Repeat each line word for word.

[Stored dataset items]
■ ■ ■

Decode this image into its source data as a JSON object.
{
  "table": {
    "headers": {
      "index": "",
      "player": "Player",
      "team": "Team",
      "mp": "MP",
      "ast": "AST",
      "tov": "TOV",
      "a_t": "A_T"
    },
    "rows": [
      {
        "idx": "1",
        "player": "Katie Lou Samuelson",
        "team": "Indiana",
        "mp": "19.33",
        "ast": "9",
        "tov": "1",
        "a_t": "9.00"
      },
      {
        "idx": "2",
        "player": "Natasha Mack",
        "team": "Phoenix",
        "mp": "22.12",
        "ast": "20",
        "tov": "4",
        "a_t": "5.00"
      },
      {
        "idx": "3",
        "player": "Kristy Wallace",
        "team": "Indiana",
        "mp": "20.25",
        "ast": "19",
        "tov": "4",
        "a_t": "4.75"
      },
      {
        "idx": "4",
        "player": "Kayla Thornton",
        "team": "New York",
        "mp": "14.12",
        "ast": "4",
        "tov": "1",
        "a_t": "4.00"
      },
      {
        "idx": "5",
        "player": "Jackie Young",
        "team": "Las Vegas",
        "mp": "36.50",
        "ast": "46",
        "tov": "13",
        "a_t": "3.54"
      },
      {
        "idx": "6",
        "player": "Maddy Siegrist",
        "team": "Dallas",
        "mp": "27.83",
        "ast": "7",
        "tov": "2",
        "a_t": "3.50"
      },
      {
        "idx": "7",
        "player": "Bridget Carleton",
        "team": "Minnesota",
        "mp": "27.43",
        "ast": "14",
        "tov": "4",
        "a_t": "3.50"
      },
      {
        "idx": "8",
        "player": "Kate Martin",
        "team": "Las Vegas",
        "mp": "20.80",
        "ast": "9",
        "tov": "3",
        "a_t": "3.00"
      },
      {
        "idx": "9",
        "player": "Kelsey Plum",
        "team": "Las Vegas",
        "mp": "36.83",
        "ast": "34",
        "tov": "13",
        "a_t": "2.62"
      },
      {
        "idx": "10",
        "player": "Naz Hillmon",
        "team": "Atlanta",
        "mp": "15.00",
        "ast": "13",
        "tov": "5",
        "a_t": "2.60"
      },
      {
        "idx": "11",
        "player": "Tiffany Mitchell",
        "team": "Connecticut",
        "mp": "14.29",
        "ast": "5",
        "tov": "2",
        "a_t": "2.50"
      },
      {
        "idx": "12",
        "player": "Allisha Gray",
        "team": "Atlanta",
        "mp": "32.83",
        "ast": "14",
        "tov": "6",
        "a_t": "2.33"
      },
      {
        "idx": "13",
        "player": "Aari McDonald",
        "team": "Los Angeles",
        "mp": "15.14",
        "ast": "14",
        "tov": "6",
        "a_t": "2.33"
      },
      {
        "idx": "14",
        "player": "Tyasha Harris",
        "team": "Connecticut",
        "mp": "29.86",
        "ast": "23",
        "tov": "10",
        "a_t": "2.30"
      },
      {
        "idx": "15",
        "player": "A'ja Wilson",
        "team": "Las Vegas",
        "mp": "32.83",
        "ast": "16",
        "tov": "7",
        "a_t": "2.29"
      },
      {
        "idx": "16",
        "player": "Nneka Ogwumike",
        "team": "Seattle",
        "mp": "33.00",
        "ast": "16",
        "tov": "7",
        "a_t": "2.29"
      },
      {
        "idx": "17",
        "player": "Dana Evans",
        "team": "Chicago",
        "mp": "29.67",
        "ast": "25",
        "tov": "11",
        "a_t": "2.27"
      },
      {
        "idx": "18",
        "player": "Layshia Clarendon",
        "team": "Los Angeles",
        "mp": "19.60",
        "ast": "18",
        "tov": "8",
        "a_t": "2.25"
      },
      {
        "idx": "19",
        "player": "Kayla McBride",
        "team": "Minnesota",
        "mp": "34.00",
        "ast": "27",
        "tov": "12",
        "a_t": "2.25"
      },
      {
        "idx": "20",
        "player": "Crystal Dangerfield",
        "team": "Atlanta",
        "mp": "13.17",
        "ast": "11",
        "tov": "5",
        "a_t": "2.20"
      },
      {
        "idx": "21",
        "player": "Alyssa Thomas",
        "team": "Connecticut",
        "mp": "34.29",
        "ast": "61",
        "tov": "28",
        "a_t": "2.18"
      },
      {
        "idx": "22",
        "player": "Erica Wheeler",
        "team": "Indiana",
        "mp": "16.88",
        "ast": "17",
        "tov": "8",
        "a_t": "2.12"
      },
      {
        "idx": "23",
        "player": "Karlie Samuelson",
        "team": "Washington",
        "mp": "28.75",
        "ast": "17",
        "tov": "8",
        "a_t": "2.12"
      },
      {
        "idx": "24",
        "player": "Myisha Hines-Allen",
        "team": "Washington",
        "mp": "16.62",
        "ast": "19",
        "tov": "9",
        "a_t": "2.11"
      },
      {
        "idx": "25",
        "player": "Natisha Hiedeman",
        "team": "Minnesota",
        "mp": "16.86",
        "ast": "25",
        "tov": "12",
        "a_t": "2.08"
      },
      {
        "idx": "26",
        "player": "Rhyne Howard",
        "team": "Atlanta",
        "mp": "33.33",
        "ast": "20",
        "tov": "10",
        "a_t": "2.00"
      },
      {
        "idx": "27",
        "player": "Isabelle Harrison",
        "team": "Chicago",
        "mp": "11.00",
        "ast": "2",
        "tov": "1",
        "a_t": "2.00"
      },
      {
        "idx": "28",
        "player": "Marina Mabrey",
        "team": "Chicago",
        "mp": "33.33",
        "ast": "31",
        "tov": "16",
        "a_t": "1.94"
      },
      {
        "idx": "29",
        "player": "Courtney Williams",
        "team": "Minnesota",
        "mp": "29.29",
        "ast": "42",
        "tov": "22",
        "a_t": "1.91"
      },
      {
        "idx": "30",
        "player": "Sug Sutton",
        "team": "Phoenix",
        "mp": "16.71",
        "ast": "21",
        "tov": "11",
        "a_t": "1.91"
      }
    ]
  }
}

■ ■ ■

» Task answer
Decode this image into its source data as a JSON object.
{
  "table": {
    "headers": {
      "index": "",
      "player": "Player",
      "team": "Team",
      "mp": "MP",
      "ast": "AST",
      "tov": "TOV",
      "a_t": "A_T"
    },
    "rows": [
      {
        "idx": "1",
        "player": "Katie Lou Samuelson",
        "team": "Indiana",
        "mp": "19.33",
        "ast": "9",
        "tov": "1",
        "a_t": "9.00"
      },
      {
        "idx": "2",
        "player": "Natasha Mack",
        "team": "Phoenix",
        "mp": "22.12",
        "ast": "20",
        "tov": "4",
        "a_t": "5.00"
      },
      {
        "idx": "3",
        "player": "Kristy Wallace",
        "team": "Indiana",
        "mp": "20.25",
        "ast": "19",
        "tov": "4",
        "a_t": "4.75"
      },
      {
        "idx": "4",
        "player": "Kayla Thornton",
        "team": "New York",
        "mp": "14.12",
        "ast": "4",
        "tov": "1",
        "a_t": "4.00"
      },
      {
        "idx": "5",
        "player": "Jackie Young",
        "team": "Las Vegas",
        "mp": "36.50",
        "ast": "46",
        "tov": "13",
        "a_t": "3.54"
      },
      {
        "idx": "6",
        "player": "Maddy Siegrist",
        "team": "Dallas",
        "mp": "27.83",
        "ast": "7",
        "tov": "2",
        "a_t": "3.50"
      },
      {
        "idx": "7",
        "player": "Bridget Carleton",
        "team": "Minnesota",
        "mp": "27.43",
        "ast": "14",
        "tov": "4",
        "a_t": "3.50"
      },
      {
        "idx": "8",
        "player": "Kate Martin",
        "team": "Las Vegas",
        "mp": "20.80",
        "ast": "9",
        "tov": "3",
        "a_t": "3.00"
      },
      {
        "idx": "9",
        "player": "Kelsey Plum",
        "team": "Las Vegas",
        "mp": "36.83",
        "ast": "34",
        "tov": "13",
        "a_t": "2.62"
      },
      {
        "idx": "10",
        "player": "Naz Hillmon",
        "team": "Atlanta",
        "mp": "15.00",
        "ast": "13",
        "tov": "5",
        "a_t": "2.60"
      },
      {
        "idx": "11",
        "player": "Tiffany Mitchell",
        "team": "Connecticut",
        "mp": "14.29",
        "ast": "5",
        "tov": "2",
        "a_t": "2.50"
      },
      {
        "idx": "12",
        "player": "Allisha Gray",
        "team": "Atlanta",
        "mp": "32.83",
        "ast": "14",
        "tov": "6",
        "a_t": "2.33"
      },
      {
        "idx": "13",
        "player": "Aari McDonald",
        "team": "Los Angeles",
        "mp": "15.14",
        "ast": "14",
        "tov": "6",
        "a_t": "2.33"
      },
      {
        "idx": "14",
        "player": "Tyasha Harris",
        "team": "Connecticut",
        "mp": "29.86",
        "ast": "23",
        "tov": "10",
        "a_t": "2.30"
      },
      {
        "idx": "15",
        "player": "A'ja Wilson",
        "team": "Las Vegas",
        "mp": "32.83",
        "ast": "16",
        "tov": "7",
        "a_t": "2.29"
      },
      {
        "idx": "16",
        "player": "Nneka Ogwumike",
        "team": "Seattle",
        "mp": "33.00",
        "ast": "16",
        "tov": "7",
        "a_t": "2.29"
      },
      {
        "idx": "17",
        "player": "Dana Evans",
        "team": "Chicago",
        "mp": "29.67",
        "ast": "25",
        "tov": "11",
        "a_t": "2.27"
      },
      {
        "idx": "18",
        "player": "Layshia Clarendon",
        "team": "Los Angeles",
        "mp": "19.60",
        "ast": "18",
        "tov": "8",
        "a_t": "2.25"
      },
      {
        "idx": "19",
        "player": "Kayla McBride",
        "team": "Minnesota",
        "mp": "34.00",
        "ast": "27",
        "tov": "12",
        "a_t": "2.25"
      },
      {
        "idx": "20",
        "player": "Crystal Dangerfield",
        "team": "Atlanta",
        "mp": "13.17",
        "ast": "11",
        "tov": "5",
        "a_t": "2.20"
      },
      {
        "idx": "21",
        "player": "Alyssa Thomas",
        "team": "Connecticut",
        "mp": "34.29",
        "ast": "61",
        "tov": "28",
        "a_t": "2.18"
      },
      {
        "idx": "22",
        "player": "Erica Wheeler",
        "team": "Indiana",
        "mp": "16.88",
        "ast": "17",
        "tov": "8",
        "a_t": "2.12"
      },
      {
        "idx": "23",
        "player": "Karlie Samuelson",
        "team": "Washington",
        "mp": "28.75",
        "ast": "17",
        "tov": "8",
        "a_t": "2.12"
      },
      {
        "idx": "24",
        "player": "Myisha Hines-Allen",
        "team": "Washington",
        "mp": "16.62",
        "ast": "19",
        "tov": "9",
        "a_t": "2.11"
      },
      {
        "idx": "25",
        "player": "Natisha Hiedeman",
        "team": "Minnesota",
        "mp": "16.86",
        "ast": "25",
        "tov": "12",
        "a_t": "2.08"
      },
      {
        "idx": "26",
        "player": "Rhyne Howard",
        "team": "Atlanta",
        "mp": "33.33",
        "ast": "20",
        "tov": "10",
        "a_t": "2.00"
      },
      {
        "idx": "27",
        "player": "Isabelle Harrison",
        "team": "Chicago",
        "mp": "11.00",
        "ast": "2",
        "tov": "1",
        "a_t": "2.00"
      },
      {
        "idx": "28",
        "player": "Marina Mabrey",
        "team": "Chicago",
        "mp": "33.33",
        "ast": "31",
        "tov": "16",
        "a_t": "1.94"
      },
      {
        "idx": "29",
        "player": "Courtney Williams",
        "team": "Minnesota",
        "mp": "29.29",
        "ast": "42",
        "tov": "22",
        "a_t": "1.91"
      },
      {
        "idx": "30",
        "player": "Sug Sutton",
        "team": "Phoenix",
        "mp": "16.71",
        "ast": "21",
        "tov": "11",
        "a_t": "1.91"
      }
    ]
  }
}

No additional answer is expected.